* **Exercise input**
--------

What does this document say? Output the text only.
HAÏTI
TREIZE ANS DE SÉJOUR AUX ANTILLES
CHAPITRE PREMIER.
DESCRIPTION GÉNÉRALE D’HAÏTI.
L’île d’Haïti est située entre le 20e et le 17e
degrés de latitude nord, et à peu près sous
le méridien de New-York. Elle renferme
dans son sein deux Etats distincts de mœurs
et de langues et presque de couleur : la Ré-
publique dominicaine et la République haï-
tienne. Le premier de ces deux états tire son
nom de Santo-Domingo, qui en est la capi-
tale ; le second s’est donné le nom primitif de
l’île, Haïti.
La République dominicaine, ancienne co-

--------

* **Given problem**
Copy all the entries verbatim.

* **Full response**
What does this document say? Output the text only.
HAÏTI
TREIZE ANS DE SÉJOUR AUX ANTILLES
CHAPITRE PREMIER.
DESCRIPTION GÉNÉRALE D’HAÏTI.
L’île d’Haïti est située entre le 20e et le 17e
degrés de latitude nord, et à peu près sous
le méridien de New-York. Elle renferme
dans son sein deux Etats distincts de mœurs
et de langues et presque de couleur : la Ré-
publique dominicaine et la République haï-
tienne. Le premier de ces deux états tire son
nom de Santo-Domingo, qui en est la capi-
tale ; le second s’est donné le nom primitif de
l’île, Haïti.
La République dominicaine, ancienne co-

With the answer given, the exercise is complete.